Your goal → Gather every line holding the string "this".

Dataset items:
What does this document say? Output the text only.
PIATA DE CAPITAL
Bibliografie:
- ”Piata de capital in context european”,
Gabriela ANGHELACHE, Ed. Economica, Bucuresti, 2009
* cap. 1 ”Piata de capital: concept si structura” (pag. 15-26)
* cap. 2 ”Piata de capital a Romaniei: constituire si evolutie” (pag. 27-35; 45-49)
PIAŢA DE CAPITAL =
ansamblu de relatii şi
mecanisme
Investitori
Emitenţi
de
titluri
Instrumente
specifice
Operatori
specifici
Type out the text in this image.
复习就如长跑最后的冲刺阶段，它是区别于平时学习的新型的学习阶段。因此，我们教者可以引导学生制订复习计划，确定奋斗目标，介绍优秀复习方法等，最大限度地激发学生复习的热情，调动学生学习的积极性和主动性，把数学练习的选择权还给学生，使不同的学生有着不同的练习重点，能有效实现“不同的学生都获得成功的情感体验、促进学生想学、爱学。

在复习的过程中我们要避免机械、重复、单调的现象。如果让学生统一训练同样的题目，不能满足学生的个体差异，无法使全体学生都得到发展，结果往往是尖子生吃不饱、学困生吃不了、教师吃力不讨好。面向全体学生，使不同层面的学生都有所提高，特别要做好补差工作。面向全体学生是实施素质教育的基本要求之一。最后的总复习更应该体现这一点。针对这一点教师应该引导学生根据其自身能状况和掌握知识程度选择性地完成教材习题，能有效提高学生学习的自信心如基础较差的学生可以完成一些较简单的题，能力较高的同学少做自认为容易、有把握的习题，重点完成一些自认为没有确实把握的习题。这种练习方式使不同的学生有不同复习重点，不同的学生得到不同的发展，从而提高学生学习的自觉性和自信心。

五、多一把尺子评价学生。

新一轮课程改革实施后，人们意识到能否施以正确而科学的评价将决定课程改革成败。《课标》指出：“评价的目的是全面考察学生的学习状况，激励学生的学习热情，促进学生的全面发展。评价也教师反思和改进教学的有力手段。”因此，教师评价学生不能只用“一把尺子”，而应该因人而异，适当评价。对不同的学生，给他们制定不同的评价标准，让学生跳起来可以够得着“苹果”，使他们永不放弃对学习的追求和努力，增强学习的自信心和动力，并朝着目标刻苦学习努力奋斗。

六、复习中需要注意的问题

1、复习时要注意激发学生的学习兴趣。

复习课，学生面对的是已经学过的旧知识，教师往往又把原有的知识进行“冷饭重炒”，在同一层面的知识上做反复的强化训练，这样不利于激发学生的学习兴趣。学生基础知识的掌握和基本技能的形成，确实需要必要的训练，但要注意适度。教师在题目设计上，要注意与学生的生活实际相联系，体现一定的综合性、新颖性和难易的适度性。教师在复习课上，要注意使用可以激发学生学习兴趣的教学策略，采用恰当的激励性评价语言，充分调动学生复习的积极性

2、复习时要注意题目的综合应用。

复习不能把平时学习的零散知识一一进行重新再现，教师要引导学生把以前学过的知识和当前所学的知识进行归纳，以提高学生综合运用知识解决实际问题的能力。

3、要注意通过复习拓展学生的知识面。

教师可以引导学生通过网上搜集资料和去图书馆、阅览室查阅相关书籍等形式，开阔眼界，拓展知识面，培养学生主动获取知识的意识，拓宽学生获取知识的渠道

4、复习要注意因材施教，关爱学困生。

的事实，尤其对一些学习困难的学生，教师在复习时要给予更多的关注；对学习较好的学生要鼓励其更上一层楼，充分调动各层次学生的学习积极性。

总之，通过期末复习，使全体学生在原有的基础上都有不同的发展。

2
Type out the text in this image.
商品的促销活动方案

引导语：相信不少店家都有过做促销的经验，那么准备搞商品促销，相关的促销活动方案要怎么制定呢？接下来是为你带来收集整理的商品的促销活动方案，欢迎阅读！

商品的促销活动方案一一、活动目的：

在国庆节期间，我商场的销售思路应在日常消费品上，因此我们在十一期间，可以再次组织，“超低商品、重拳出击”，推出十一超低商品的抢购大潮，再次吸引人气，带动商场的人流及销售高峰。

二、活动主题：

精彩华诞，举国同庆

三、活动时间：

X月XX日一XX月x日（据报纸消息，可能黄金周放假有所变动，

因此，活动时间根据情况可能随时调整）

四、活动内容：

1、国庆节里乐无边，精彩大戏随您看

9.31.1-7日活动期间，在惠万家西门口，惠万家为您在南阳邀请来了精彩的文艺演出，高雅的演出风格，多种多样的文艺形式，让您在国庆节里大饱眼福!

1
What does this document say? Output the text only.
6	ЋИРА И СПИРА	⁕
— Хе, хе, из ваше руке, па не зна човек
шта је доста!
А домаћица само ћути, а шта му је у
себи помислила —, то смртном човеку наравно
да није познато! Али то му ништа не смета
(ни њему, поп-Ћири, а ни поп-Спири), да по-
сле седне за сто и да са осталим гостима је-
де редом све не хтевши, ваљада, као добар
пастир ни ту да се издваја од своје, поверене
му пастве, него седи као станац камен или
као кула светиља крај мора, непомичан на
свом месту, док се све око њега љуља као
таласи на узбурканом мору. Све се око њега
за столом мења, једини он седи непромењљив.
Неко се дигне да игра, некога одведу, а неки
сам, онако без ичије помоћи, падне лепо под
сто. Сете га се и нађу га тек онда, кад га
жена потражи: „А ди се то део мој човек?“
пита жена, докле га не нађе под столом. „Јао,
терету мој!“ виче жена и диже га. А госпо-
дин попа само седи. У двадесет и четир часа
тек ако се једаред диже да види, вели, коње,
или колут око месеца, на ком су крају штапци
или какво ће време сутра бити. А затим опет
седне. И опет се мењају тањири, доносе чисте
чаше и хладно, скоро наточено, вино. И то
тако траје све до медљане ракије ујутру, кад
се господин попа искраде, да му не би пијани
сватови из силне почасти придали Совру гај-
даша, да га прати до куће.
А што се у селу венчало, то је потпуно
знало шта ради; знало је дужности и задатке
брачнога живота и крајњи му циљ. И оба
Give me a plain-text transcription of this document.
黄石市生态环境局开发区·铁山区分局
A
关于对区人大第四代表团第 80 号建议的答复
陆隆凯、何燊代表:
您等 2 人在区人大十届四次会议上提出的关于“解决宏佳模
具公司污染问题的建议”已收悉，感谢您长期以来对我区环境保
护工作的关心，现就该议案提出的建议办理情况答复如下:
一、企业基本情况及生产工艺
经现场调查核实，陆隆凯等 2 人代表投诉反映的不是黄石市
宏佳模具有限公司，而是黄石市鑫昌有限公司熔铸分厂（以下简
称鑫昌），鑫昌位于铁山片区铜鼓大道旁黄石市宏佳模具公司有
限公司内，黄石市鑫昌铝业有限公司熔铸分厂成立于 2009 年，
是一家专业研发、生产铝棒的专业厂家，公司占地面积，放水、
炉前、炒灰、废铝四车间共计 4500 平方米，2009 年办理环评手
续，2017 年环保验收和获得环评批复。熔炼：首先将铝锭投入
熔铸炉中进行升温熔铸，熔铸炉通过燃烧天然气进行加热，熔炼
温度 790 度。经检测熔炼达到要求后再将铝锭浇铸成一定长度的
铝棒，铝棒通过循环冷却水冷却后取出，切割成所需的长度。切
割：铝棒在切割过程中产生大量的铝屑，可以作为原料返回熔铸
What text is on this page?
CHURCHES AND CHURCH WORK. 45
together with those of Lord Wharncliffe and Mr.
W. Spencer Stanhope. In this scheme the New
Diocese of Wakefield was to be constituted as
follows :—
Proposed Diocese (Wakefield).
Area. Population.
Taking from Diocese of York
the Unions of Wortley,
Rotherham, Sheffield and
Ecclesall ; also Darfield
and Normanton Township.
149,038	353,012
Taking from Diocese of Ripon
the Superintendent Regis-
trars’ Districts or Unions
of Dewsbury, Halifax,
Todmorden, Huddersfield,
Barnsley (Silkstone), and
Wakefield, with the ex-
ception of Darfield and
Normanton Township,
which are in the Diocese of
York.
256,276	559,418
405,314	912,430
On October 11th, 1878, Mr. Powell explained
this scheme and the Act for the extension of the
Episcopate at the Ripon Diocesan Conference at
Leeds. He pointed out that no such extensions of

Full output →
What does this document say? Output the text only.
Type out the text in this image.
Type out the text in this image.
What does this document say? Output the text only.
Give me a plain-text transcription of this document.
What text is on this page?
W. Spencer Stanhope. In this scheme the New
this scheme and the Act for the extension of the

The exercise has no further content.